• [Exercise instructions]:
Scan the material and copy every line in which "this" appears.

[Records from a data collection]
------------------------------------------------------------------------
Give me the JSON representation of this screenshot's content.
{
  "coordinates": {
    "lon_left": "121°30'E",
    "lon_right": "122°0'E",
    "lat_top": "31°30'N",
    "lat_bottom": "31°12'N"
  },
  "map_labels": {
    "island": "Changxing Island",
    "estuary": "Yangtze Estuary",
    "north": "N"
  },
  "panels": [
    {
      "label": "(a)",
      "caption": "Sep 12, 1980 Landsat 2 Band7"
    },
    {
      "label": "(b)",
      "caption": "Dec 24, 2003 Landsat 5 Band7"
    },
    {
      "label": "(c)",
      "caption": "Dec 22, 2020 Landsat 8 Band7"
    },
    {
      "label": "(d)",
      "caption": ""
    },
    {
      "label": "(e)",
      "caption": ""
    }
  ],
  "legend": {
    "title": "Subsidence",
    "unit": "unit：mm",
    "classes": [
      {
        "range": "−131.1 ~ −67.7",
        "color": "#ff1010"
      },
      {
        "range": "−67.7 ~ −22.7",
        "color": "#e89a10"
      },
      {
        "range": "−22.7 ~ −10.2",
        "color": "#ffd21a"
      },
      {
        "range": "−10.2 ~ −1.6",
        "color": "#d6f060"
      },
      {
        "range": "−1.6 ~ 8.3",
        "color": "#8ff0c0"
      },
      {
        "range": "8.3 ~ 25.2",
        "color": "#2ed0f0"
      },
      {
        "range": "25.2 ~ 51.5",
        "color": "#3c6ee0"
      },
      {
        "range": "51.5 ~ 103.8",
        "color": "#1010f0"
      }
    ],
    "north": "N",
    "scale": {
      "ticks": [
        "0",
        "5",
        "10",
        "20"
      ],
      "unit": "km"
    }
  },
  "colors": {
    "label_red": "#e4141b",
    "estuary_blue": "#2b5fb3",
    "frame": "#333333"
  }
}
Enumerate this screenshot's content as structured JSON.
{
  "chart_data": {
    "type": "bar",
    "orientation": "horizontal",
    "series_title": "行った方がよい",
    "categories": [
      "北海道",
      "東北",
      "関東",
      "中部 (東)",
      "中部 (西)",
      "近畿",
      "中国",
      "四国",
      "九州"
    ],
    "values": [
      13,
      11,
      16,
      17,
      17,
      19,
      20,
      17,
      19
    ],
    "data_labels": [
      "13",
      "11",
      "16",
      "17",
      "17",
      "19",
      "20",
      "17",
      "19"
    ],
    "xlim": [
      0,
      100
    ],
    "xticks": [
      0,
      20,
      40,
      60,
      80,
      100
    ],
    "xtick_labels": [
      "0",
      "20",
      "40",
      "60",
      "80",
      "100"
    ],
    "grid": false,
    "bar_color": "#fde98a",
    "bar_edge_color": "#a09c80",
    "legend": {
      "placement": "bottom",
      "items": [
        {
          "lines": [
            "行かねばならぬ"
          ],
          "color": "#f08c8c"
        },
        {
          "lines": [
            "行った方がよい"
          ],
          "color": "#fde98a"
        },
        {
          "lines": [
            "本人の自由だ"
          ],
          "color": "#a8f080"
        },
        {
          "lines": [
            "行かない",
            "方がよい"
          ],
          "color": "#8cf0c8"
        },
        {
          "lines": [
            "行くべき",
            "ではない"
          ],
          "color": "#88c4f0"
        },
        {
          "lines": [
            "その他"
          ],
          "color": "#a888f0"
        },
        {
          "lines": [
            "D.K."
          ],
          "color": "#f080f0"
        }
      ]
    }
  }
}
------------------------------------------------------------------------
• [Written response]:
Give me the JSON representation of this screenshot's content.
Enumerate this screenshot's content as structured JSON.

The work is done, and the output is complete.